• [Exercise goal]: Find each line with the word "orang" in it, then give the total alone.

• [Raw records]:
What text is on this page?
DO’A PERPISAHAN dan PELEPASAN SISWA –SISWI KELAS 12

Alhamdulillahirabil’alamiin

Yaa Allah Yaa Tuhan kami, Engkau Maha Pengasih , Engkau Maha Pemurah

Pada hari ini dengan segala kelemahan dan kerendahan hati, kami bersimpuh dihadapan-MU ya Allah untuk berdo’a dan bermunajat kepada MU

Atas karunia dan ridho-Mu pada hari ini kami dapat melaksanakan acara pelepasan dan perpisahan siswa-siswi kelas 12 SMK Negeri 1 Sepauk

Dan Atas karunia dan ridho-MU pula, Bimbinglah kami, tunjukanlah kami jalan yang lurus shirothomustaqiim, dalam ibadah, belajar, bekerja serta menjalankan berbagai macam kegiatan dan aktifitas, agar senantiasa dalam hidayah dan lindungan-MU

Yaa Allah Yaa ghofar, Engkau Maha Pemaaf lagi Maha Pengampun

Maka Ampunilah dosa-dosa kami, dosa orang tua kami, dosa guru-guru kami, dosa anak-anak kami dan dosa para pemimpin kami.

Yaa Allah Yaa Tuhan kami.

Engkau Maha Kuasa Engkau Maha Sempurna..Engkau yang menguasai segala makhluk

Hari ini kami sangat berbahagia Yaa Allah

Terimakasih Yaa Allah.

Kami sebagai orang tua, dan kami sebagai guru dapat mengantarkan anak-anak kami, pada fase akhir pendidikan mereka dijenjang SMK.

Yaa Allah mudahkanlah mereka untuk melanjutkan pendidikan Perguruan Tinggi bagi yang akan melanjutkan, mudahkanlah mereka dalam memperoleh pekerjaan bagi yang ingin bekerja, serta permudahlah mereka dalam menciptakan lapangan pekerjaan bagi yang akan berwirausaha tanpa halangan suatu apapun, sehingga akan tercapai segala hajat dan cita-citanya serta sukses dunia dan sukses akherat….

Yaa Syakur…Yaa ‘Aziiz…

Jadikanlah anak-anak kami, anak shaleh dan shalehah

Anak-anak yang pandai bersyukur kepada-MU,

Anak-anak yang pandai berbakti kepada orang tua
---
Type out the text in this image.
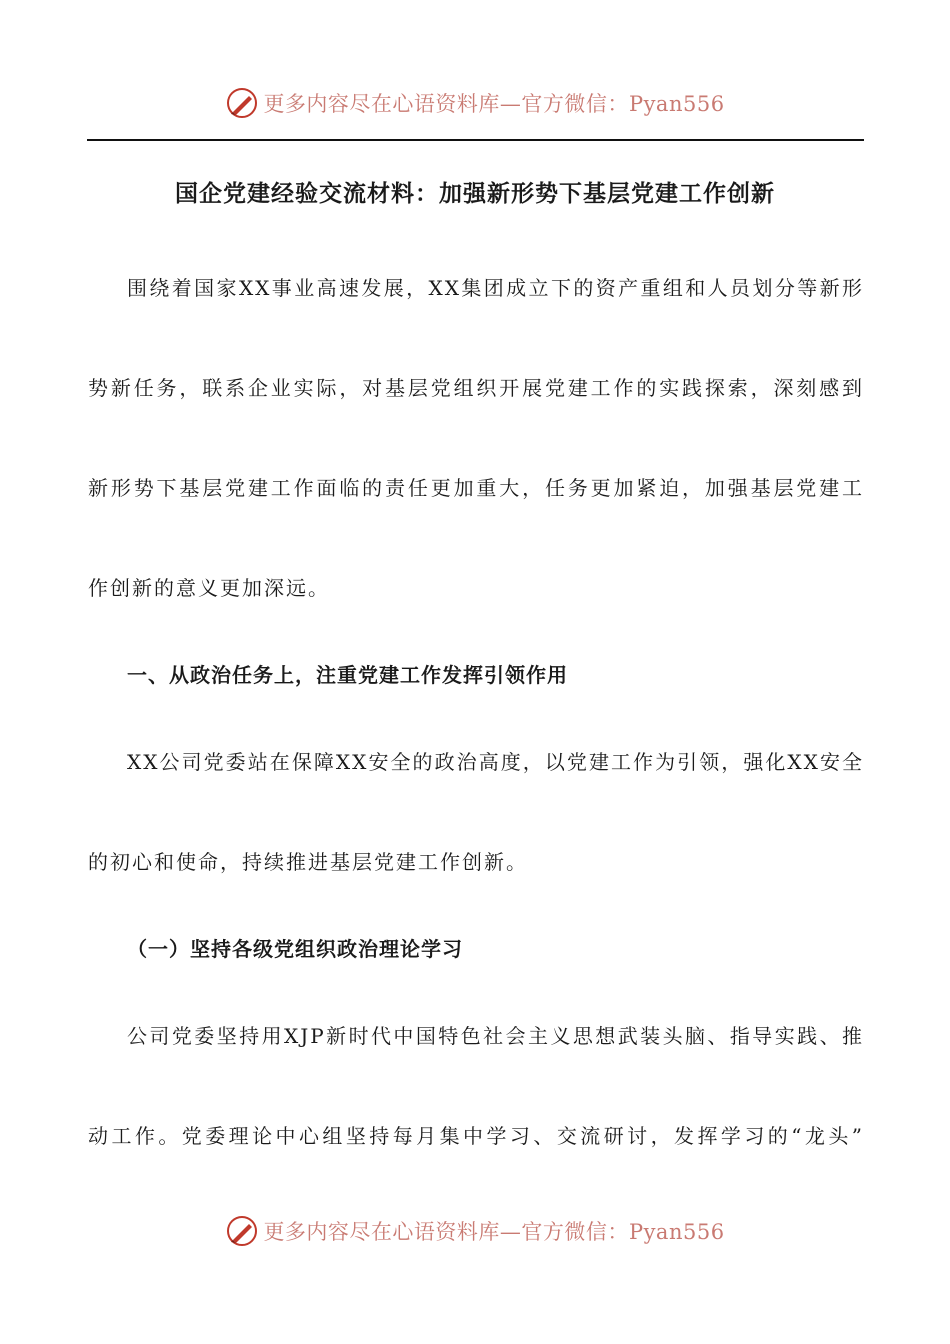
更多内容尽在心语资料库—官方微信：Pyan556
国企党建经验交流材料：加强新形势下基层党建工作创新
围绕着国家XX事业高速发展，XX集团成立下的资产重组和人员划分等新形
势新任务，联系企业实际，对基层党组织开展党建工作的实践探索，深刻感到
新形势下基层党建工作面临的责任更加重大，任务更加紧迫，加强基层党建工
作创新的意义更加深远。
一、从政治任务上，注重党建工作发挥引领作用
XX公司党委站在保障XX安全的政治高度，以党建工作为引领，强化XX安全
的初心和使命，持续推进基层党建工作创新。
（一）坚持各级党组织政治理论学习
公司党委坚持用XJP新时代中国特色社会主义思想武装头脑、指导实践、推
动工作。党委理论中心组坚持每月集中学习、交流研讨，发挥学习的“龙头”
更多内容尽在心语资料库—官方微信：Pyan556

• [Response]: 3